### Exercise
Extract all lines in the data that contain the word "Billet".

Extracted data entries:
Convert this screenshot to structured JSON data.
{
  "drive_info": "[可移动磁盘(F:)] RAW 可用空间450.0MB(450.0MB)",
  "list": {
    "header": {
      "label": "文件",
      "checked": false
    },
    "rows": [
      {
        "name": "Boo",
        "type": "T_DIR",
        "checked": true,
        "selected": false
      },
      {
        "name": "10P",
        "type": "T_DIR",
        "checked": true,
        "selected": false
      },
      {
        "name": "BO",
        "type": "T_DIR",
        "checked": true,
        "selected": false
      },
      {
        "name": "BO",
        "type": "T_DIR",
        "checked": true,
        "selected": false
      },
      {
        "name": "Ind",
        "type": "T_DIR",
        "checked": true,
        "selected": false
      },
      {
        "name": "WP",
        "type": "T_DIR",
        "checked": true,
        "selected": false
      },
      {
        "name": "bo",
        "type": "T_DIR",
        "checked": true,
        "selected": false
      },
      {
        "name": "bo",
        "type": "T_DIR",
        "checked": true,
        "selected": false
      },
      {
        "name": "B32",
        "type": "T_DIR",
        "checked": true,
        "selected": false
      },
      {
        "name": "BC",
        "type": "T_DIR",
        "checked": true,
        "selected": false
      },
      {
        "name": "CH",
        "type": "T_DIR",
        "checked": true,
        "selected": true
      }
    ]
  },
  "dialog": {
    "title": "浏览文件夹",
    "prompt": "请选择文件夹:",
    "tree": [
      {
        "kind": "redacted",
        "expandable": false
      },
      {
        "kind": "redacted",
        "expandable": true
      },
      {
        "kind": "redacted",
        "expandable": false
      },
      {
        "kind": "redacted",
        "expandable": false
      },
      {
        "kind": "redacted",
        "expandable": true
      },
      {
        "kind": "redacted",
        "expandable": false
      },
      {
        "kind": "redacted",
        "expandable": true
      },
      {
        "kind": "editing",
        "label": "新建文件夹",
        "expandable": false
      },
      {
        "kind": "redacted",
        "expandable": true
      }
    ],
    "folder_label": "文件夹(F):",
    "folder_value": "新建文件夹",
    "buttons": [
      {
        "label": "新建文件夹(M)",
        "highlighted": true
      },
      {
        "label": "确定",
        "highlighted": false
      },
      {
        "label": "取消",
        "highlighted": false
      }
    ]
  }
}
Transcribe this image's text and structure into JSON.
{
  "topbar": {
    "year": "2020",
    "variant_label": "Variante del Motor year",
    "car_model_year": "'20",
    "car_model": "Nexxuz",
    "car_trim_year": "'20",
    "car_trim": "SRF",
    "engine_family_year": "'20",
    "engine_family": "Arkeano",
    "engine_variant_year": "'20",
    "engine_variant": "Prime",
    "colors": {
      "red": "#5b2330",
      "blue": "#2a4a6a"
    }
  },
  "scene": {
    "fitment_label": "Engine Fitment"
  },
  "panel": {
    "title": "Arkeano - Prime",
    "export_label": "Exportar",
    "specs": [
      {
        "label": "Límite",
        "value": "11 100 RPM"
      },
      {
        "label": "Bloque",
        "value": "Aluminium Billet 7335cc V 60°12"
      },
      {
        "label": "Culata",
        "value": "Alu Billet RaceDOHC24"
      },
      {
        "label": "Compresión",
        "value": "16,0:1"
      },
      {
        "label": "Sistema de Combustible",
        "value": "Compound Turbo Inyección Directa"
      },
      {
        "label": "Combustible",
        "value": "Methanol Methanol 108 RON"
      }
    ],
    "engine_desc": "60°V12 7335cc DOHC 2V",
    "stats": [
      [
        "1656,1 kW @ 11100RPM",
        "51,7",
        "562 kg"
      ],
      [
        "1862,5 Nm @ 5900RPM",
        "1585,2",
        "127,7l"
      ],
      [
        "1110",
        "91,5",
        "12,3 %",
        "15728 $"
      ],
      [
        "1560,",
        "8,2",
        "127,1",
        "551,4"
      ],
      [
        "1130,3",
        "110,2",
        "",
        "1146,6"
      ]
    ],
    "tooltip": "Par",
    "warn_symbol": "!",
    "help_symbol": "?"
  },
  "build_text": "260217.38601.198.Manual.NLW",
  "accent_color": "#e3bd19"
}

### Full solution
        "value": "Aluminium Billet 7335cc V 60°12"
        "value": "Alu Billet RaceDOHC24"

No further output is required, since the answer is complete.